● Data shown:

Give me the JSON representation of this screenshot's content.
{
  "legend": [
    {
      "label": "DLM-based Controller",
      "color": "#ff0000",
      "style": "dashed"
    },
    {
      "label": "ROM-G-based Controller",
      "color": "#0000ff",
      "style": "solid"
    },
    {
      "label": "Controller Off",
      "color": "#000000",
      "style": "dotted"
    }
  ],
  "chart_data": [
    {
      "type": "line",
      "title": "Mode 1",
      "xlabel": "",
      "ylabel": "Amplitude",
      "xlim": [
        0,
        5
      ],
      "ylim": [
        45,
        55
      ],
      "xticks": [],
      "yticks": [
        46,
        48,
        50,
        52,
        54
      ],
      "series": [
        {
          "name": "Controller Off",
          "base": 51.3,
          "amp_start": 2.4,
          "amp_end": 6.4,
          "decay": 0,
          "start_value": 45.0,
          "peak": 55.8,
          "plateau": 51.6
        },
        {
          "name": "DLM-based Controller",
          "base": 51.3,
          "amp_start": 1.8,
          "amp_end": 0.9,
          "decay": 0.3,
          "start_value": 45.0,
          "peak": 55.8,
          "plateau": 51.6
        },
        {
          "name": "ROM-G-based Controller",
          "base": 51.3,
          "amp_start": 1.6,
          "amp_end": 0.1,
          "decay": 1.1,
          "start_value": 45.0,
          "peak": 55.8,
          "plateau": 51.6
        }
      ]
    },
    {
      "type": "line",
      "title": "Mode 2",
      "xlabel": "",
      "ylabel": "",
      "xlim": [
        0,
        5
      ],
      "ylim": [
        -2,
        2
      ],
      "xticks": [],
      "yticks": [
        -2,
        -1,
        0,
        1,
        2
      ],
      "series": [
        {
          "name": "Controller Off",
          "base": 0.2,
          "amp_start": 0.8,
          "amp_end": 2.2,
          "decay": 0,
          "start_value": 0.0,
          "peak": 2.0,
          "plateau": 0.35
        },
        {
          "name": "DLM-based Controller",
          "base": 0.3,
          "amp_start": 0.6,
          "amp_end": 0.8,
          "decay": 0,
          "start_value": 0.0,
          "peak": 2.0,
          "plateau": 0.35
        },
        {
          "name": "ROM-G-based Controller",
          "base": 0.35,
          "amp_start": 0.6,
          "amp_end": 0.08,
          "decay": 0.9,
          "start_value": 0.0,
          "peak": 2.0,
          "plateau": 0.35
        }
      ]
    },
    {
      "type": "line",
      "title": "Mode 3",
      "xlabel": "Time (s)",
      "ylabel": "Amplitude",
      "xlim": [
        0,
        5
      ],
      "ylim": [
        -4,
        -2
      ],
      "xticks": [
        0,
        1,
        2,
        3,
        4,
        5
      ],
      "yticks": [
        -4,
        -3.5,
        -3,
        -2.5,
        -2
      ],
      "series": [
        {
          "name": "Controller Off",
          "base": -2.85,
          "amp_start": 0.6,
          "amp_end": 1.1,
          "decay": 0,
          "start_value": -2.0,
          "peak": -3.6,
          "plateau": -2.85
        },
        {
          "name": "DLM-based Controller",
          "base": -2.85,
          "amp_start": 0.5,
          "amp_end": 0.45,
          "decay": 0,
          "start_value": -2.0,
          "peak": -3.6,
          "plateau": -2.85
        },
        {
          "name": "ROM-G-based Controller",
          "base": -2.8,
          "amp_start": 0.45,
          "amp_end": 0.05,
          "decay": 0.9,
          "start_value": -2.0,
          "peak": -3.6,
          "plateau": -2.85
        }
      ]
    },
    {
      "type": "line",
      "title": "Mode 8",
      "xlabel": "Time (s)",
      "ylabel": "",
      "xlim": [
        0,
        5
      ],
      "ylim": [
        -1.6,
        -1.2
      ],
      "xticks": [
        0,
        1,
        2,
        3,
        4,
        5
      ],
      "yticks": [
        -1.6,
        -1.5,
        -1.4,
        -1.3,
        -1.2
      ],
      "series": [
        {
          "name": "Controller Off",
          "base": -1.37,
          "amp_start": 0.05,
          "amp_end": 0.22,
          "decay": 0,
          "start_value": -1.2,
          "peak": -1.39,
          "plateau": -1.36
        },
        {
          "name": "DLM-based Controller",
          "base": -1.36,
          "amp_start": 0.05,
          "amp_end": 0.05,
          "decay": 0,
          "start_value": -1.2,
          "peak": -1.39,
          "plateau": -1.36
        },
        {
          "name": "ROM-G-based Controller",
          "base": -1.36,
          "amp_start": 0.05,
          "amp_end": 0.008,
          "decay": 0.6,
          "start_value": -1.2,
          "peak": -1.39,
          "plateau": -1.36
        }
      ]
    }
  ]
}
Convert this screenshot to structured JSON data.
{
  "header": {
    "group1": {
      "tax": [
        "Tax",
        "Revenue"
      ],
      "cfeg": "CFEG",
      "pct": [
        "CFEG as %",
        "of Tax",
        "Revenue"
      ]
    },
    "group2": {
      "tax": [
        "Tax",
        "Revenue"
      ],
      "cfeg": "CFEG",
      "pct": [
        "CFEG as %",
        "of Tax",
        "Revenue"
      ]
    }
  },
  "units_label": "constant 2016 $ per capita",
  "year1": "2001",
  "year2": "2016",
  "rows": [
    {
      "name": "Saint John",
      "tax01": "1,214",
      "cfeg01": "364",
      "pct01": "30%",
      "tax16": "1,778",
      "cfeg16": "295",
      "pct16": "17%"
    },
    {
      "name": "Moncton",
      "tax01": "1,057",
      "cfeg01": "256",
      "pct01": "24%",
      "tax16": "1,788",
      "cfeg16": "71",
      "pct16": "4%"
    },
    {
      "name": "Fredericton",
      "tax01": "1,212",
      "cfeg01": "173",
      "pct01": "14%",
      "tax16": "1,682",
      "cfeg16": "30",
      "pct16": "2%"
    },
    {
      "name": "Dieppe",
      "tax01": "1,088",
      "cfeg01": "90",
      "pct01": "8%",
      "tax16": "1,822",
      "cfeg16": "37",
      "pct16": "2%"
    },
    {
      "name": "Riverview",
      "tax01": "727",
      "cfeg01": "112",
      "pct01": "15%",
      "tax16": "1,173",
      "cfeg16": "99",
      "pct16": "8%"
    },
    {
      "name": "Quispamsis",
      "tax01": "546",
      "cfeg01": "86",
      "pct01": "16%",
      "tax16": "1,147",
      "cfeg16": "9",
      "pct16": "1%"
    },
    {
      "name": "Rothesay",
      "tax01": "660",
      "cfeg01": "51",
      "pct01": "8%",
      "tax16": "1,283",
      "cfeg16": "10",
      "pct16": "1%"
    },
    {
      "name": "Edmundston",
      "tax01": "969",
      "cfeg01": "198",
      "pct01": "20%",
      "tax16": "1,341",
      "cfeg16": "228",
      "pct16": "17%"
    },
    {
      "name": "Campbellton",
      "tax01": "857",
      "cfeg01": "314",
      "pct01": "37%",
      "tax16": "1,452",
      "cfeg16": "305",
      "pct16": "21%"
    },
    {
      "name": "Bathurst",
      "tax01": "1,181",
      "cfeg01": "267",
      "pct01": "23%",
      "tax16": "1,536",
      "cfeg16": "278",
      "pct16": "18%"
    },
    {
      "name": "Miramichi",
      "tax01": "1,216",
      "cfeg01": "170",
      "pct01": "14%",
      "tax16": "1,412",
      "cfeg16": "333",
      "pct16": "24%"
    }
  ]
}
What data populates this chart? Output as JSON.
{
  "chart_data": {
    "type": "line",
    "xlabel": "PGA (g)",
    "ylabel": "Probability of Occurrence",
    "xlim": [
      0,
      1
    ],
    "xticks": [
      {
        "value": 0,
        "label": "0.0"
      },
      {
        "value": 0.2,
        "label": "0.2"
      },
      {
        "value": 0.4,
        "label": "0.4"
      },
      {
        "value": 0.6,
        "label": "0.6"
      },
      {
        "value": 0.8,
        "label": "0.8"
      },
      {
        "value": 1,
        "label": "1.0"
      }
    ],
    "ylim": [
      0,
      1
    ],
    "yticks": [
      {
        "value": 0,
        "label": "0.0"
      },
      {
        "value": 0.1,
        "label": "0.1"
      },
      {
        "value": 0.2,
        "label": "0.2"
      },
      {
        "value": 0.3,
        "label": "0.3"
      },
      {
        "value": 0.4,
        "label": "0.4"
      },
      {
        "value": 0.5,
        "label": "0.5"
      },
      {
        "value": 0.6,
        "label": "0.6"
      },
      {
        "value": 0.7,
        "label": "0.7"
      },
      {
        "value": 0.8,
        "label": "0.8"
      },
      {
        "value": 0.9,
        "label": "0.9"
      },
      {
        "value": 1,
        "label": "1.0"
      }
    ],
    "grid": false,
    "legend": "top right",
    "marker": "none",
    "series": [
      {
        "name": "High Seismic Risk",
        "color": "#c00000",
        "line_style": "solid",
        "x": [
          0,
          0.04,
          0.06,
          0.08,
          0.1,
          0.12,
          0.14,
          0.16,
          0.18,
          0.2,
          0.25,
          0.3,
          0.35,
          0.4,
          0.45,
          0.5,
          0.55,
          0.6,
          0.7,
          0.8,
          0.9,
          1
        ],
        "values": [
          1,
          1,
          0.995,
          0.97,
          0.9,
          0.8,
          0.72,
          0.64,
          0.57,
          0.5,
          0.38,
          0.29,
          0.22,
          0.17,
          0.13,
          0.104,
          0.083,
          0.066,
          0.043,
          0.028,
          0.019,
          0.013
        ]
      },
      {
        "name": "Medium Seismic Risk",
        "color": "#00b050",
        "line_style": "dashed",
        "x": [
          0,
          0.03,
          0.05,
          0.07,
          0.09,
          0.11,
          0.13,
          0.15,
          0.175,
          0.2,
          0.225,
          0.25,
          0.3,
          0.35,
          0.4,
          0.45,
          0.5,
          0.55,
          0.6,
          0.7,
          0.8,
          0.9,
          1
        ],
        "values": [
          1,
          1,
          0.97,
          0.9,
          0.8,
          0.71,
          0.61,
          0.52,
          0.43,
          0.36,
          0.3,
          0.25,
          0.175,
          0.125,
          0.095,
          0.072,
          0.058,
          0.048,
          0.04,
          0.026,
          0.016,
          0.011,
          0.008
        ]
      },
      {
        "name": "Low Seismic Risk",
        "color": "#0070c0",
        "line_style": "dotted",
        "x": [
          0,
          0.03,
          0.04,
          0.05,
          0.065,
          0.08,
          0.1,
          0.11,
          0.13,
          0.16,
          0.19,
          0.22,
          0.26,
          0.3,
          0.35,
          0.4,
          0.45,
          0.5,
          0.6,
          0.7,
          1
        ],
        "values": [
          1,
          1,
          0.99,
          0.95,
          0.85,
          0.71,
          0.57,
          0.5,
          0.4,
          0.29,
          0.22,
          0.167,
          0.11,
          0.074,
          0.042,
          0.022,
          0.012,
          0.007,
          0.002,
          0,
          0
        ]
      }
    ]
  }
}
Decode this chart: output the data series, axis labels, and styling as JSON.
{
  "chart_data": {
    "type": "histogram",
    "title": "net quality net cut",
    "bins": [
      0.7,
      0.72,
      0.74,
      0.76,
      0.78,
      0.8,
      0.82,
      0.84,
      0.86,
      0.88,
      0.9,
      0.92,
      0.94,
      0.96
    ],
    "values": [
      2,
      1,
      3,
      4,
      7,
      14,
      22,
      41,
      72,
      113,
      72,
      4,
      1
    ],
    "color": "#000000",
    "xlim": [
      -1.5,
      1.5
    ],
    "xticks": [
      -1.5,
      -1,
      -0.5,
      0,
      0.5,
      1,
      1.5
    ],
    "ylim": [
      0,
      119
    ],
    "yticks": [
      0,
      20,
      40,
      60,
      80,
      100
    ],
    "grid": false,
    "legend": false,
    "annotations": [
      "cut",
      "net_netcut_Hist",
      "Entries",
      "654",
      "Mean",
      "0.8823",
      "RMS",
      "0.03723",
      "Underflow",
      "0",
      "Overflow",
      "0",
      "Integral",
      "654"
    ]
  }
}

● Aim of the task:
Count the lines above that contain the word "Seismic", and reply with only that number.

● Worked answer:
3